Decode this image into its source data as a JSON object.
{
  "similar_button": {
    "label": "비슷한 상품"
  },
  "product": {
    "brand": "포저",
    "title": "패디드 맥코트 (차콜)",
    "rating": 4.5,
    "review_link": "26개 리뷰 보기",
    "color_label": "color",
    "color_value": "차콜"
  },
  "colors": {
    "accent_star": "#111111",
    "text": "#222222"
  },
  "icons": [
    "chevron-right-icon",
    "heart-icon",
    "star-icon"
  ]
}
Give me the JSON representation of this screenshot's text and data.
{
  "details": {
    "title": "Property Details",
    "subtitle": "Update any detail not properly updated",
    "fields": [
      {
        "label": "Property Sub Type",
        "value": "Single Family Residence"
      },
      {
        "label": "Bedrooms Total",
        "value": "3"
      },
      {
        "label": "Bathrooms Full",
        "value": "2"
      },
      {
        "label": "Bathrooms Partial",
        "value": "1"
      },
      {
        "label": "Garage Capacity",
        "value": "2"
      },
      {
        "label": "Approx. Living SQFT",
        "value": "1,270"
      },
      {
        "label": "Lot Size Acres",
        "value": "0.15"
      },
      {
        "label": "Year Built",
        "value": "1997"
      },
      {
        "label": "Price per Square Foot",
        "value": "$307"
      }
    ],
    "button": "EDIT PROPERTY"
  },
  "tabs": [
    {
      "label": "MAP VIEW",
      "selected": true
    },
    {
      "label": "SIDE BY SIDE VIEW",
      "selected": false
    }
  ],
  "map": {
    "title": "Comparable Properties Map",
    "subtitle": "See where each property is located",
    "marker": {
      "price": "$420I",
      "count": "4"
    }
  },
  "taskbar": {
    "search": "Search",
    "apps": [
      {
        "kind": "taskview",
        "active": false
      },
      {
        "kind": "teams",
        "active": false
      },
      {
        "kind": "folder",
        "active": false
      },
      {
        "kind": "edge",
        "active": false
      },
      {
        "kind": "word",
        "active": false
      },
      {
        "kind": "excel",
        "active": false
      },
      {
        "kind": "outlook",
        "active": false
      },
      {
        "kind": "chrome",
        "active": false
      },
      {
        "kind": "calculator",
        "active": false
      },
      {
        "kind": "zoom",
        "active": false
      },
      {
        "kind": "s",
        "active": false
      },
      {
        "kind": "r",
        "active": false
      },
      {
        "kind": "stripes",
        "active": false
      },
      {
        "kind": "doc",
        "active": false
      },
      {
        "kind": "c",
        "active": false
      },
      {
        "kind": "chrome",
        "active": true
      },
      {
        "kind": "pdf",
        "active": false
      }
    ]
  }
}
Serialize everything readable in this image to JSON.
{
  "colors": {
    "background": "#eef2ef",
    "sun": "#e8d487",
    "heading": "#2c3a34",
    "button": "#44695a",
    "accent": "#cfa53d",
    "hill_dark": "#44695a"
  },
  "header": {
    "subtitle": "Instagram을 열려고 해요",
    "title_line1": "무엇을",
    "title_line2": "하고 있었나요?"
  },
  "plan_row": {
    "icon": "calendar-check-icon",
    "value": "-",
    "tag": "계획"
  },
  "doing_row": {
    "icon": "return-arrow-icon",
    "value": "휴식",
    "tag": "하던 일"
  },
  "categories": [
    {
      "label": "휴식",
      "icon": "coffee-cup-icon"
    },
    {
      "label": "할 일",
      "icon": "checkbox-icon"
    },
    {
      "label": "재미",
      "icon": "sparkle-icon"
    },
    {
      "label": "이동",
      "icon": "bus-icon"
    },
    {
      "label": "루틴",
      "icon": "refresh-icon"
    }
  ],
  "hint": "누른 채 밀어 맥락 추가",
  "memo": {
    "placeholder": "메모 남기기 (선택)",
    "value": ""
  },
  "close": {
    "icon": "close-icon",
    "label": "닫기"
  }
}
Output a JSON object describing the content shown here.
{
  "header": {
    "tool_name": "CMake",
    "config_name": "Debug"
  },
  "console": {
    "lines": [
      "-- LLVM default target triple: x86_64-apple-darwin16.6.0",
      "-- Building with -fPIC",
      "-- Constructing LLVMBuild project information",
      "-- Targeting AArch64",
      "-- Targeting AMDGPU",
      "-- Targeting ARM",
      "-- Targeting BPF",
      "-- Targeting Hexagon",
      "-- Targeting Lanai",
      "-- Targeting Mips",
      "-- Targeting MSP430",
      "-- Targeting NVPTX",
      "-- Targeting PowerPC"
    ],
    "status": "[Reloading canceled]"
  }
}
----------------------------------------
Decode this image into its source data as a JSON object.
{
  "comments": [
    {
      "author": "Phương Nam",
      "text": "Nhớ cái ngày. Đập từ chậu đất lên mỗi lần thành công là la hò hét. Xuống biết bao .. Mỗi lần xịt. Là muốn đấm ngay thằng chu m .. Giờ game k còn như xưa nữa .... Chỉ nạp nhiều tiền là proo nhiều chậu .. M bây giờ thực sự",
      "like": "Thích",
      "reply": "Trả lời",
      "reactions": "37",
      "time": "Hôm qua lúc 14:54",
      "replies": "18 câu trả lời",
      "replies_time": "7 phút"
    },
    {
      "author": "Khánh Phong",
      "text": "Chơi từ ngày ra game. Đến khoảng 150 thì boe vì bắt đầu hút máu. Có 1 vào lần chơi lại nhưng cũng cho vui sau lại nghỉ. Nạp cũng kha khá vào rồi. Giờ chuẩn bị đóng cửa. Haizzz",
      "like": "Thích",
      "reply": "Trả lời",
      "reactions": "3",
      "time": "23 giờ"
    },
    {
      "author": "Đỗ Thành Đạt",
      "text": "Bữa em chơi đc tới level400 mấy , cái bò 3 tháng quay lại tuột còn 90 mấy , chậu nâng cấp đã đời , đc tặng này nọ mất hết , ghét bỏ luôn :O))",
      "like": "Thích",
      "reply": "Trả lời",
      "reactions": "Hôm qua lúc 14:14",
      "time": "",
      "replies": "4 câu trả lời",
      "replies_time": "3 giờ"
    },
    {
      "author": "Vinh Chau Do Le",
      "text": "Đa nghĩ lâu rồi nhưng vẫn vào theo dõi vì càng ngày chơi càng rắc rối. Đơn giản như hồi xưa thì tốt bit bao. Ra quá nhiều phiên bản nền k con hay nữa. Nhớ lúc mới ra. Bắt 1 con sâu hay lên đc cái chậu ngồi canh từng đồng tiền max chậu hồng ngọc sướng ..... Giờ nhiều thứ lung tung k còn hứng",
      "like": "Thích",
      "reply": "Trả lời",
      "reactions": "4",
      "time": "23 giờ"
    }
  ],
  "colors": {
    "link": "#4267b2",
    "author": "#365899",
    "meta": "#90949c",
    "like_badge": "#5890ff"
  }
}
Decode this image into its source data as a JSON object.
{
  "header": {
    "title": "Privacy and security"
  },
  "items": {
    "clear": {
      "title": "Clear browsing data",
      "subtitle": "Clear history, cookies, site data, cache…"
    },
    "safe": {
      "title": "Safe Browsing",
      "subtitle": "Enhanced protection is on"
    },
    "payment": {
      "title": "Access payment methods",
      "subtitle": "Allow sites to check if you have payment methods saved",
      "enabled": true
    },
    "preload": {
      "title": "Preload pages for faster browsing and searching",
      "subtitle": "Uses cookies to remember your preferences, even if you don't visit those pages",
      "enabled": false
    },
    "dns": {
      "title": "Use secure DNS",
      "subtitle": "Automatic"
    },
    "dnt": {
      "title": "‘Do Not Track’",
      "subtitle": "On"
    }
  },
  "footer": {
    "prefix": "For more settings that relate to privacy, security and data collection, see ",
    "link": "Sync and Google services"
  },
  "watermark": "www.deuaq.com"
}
----------------------------------------
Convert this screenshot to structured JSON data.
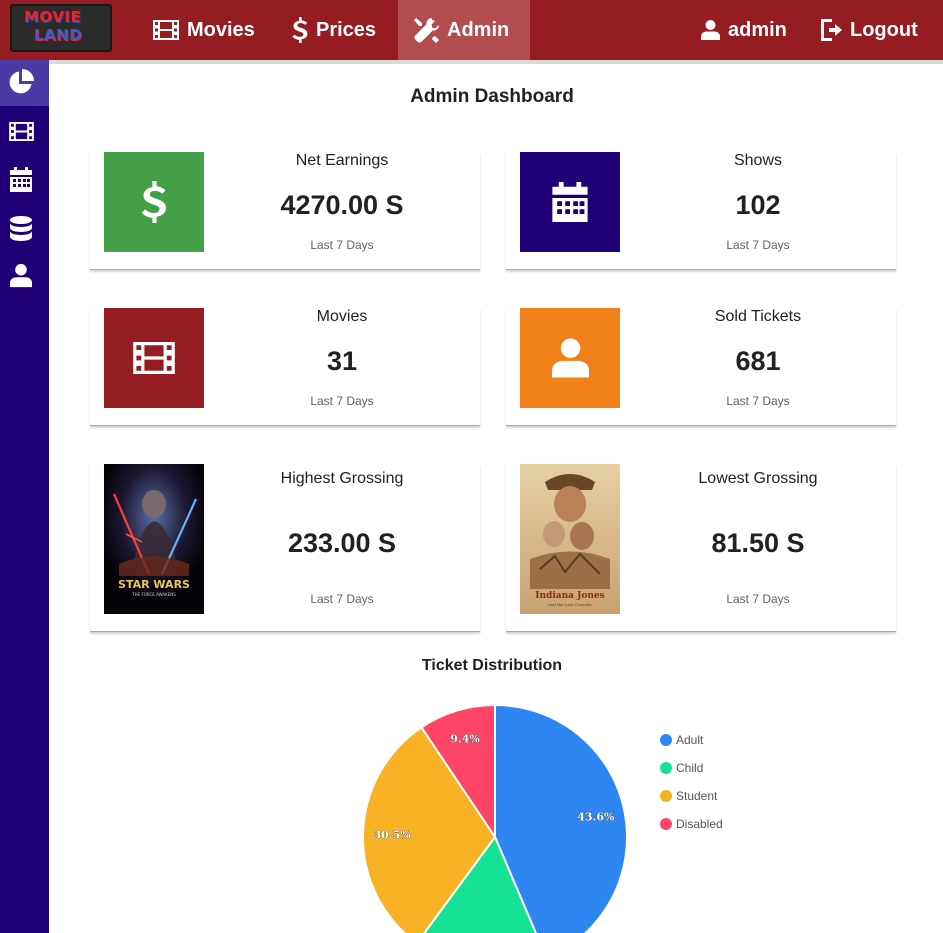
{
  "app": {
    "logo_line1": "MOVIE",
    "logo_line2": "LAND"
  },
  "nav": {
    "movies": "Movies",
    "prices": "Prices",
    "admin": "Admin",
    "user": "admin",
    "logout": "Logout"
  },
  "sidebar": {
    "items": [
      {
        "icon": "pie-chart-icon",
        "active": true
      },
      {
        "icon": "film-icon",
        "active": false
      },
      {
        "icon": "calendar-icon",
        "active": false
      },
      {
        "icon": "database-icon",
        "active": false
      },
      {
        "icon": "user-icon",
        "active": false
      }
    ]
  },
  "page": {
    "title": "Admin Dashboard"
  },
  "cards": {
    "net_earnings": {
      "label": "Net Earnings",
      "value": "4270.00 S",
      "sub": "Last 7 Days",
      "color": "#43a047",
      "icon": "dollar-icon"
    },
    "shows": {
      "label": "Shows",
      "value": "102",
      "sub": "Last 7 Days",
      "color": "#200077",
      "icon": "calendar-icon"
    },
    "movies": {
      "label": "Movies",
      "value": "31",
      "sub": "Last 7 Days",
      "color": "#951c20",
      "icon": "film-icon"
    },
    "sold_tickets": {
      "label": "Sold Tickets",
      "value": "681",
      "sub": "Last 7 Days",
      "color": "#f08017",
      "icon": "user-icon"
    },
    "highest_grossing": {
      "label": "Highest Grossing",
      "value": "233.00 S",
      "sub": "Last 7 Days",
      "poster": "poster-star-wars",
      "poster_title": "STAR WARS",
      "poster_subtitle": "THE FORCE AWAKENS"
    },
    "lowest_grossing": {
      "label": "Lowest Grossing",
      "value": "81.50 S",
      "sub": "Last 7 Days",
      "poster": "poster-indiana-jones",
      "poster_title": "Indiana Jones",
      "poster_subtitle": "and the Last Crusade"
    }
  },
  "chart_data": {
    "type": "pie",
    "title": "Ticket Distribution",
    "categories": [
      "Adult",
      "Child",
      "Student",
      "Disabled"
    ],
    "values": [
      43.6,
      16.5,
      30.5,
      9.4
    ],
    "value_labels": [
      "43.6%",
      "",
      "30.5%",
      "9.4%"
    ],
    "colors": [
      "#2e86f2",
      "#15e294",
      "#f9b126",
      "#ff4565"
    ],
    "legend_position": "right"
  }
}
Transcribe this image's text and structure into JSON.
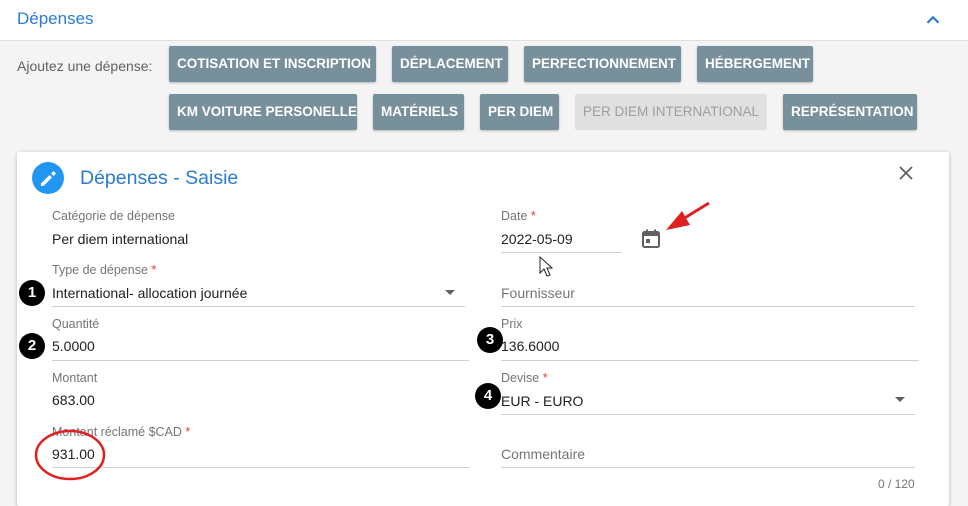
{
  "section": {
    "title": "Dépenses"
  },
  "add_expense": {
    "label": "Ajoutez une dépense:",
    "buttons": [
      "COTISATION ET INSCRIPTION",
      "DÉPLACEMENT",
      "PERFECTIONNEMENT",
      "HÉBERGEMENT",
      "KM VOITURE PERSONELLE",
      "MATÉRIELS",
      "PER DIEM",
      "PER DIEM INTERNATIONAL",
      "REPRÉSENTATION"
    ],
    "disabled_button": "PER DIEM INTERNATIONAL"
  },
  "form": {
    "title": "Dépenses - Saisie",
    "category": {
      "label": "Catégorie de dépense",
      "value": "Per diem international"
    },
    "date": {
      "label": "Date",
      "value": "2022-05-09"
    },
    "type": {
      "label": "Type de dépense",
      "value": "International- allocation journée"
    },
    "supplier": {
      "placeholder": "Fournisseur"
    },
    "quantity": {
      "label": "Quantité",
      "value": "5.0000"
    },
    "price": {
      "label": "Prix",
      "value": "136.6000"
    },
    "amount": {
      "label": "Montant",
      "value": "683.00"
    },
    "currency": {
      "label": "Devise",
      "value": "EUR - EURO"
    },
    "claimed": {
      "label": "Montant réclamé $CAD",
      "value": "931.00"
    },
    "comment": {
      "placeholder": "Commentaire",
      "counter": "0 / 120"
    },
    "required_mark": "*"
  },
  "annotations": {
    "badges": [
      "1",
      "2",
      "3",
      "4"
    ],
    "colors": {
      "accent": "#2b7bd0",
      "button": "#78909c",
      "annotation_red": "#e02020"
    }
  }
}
----------------------------------------
■ **Instructions to follow**
Extract each line holding the word "security" from the records.

■ **Result**
    "title": "Privacy and security"
    "prefix": "For more settings that relate to privacy, security and data collection, see ",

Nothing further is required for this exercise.